#### WORK INSTRUCTIONS
Search the material for "bounding" and show all lines that contain it.

#### TASK INPUTS
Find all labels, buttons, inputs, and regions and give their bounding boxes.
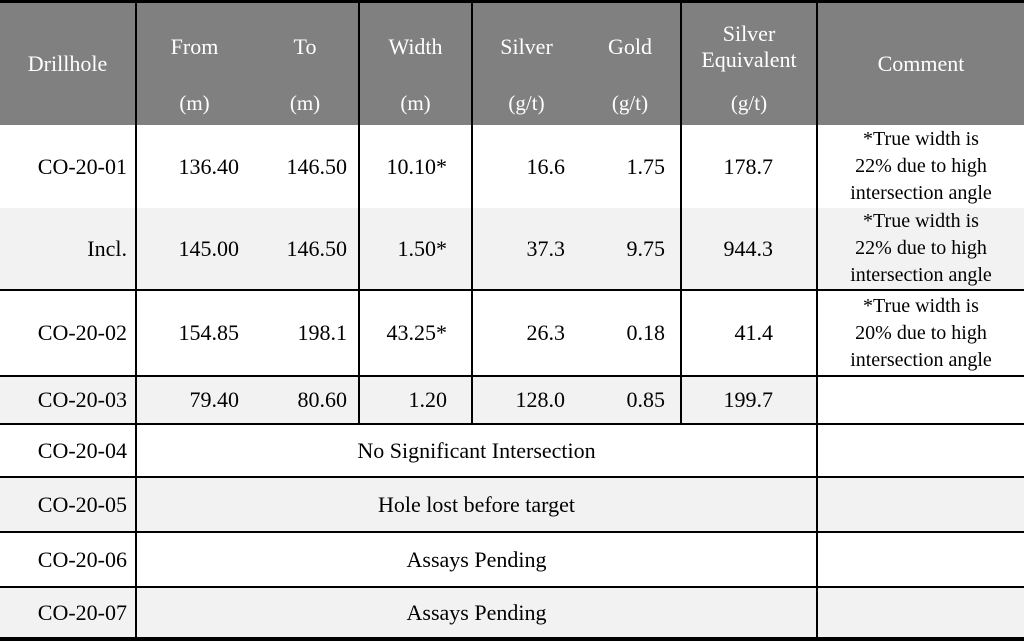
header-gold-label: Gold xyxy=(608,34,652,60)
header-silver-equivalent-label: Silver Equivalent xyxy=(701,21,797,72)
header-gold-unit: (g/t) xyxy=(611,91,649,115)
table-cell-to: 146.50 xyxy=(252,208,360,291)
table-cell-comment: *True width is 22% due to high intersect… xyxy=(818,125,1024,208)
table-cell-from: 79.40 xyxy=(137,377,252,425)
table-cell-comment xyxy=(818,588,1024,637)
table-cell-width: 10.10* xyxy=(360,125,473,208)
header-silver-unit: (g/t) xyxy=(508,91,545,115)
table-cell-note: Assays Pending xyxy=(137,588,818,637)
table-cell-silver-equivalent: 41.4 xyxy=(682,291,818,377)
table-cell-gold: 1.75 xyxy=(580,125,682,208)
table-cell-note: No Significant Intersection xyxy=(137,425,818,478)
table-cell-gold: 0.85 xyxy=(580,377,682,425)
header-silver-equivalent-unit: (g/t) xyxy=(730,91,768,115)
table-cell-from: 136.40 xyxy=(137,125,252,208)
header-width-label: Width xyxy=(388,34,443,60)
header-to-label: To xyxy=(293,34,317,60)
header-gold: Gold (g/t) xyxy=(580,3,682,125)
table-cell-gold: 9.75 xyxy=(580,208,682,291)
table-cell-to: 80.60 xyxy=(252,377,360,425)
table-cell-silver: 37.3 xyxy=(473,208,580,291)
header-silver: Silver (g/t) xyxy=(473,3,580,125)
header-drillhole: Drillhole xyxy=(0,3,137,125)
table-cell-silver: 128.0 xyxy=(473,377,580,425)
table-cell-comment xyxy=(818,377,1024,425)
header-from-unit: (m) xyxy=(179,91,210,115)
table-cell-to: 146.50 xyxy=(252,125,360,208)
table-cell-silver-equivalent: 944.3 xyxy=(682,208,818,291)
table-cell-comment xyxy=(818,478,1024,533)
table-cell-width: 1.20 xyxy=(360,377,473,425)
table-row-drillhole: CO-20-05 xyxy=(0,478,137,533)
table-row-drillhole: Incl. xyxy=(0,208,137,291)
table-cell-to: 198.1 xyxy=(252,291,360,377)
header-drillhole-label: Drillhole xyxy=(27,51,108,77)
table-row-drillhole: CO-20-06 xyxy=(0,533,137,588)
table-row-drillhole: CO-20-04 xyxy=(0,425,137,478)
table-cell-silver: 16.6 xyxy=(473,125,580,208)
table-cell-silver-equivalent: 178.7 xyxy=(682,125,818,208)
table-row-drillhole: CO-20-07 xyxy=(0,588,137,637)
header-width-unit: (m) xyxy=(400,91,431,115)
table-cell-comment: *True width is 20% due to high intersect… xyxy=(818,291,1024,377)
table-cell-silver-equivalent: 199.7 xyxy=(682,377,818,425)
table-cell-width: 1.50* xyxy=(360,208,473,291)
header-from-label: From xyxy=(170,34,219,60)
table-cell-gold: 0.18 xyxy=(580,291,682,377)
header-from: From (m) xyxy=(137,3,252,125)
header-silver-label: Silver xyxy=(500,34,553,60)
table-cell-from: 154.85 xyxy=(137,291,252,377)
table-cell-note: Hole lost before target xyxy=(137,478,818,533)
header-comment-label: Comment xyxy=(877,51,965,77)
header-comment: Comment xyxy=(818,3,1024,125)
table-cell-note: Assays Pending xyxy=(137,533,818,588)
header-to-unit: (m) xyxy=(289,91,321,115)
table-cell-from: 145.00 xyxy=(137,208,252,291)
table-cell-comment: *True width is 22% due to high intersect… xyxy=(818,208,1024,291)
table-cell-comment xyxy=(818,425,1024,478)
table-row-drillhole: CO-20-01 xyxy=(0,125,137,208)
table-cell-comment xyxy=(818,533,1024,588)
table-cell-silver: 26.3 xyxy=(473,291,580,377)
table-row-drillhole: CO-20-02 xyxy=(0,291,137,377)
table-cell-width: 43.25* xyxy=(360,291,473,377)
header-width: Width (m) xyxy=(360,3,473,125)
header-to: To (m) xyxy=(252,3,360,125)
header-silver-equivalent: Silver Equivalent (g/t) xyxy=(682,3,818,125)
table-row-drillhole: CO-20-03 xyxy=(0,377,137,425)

...

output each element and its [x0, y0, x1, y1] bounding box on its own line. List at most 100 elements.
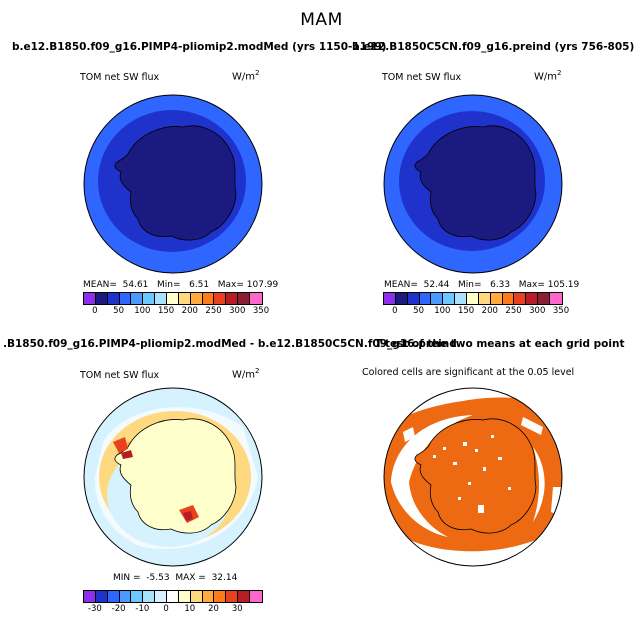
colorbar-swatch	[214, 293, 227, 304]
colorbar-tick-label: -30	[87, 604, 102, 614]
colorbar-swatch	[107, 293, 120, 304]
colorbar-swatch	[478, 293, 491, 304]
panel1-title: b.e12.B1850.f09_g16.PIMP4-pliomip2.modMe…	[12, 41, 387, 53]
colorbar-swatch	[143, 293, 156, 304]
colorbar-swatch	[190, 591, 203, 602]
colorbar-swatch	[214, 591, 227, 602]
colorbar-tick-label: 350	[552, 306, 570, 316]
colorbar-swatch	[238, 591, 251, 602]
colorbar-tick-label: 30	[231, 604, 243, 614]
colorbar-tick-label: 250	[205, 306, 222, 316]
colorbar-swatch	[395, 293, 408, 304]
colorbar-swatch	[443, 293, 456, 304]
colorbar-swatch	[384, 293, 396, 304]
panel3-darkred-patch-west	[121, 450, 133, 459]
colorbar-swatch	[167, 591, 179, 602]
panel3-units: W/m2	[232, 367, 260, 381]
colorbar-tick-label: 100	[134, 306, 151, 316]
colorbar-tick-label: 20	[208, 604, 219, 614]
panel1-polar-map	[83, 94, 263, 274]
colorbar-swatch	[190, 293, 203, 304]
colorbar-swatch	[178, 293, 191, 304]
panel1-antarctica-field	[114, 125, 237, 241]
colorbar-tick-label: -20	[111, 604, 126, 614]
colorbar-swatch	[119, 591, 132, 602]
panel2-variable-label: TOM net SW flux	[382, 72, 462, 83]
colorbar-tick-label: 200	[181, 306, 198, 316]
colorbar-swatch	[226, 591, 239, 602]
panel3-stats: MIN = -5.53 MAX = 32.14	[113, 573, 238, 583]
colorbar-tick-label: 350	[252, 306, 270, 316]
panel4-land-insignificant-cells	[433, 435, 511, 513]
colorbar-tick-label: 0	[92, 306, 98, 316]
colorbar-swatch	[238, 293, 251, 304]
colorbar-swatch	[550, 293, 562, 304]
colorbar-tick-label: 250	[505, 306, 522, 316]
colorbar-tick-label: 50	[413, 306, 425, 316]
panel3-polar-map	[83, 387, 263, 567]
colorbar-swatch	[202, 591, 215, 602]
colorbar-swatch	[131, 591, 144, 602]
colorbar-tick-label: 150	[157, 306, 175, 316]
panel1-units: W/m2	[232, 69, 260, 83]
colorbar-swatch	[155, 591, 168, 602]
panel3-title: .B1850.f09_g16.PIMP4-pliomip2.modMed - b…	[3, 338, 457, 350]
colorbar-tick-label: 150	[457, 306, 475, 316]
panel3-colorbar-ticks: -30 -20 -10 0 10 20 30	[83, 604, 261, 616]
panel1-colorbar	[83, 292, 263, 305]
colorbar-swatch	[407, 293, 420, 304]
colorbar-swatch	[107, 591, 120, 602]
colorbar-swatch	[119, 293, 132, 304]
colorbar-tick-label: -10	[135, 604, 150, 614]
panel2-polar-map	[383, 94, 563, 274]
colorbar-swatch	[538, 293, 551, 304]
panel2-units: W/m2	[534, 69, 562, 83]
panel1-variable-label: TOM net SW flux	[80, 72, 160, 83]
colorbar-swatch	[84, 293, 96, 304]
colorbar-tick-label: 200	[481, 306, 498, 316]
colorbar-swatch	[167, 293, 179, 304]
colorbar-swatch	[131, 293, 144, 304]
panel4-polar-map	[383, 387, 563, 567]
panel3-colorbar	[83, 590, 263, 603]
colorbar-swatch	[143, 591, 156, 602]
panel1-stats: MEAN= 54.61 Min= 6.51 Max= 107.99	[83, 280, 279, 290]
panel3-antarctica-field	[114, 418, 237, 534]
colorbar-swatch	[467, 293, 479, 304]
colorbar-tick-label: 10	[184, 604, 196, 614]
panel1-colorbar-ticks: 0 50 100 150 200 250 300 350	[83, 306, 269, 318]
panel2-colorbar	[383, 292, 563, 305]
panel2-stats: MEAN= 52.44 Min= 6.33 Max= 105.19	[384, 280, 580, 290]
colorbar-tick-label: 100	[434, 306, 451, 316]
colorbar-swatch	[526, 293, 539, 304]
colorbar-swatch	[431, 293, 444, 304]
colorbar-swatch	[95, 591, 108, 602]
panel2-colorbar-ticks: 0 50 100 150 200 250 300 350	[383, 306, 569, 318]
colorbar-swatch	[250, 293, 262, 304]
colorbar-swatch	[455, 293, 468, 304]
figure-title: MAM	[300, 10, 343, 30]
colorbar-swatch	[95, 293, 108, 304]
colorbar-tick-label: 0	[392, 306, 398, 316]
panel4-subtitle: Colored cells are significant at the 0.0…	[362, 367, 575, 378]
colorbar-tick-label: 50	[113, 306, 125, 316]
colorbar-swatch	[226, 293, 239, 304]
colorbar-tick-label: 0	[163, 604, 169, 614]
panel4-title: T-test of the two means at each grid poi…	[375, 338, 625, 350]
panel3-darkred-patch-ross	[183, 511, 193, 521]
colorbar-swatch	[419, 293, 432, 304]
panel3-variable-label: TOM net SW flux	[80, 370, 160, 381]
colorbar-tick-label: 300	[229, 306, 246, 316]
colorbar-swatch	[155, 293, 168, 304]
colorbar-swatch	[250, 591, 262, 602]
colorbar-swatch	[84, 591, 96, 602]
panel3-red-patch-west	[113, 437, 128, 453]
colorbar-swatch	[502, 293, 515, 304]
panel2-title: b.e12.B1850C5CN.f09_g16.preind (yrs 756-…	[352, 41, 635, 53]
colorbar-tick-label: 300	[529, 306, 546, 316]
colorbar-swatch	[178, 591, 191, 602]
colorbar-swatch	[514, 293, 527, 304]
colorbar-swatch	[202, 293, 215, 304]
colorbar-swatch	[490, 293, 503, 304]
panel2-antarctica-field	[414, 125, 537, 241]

==

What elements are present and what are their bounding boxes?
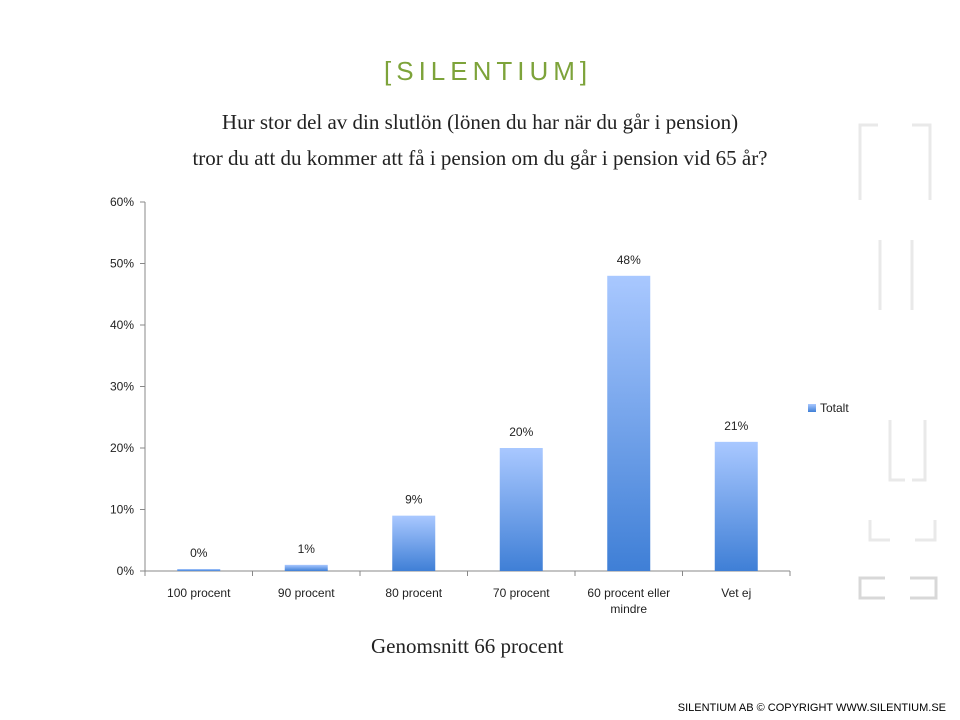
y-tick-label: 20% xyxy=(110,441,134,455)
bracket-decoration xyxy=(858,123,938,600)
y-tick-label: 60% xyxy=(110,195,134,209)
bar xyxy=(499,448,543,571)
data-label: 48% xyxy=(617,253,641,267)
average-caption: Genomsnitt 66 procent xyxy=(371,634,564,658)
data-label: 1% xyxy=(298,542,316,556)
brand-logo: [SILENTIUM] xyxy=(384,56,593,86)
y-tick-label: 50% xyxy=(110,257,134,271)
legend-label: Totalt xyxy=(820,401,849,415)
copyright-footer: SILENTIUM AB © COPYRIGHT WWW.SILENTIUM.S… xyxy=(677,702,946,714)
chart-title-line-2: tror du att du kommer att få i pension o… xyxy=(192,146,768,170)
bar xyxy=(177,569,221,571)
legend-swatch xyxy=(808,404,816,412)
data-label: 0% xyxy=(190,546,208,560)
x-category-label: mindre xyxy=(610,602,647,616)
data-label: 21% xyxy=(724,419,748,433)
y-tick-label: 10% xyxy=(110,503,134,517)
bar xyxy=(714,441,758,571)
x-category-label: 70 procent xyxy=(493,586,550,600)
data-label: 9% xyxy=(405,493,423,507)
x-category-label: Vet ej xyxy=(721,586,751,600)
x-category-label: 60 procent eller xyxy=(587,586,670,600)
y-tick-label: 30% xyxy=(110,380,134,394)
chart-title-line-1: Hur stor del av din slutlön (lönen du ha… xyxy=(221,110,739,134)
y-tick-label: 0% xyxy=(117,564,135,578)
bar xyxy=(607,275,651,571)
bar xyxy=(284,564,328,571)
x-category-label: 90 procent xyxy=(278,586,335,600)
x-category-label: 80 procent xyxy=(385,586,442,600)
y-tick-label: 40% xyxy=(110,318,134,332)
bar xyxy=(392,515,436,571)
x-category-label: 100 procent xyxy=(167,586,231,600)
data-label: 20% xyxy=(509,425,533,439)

#### SOLVED EXERCISE
Find all labels, buttons, inputs, and regions and give their bounding boxes.
output each element and its [x0, y0, x1, y1] bounding box on its own line. List at most 100 elements.
What elements are present and what are their bounding boxes?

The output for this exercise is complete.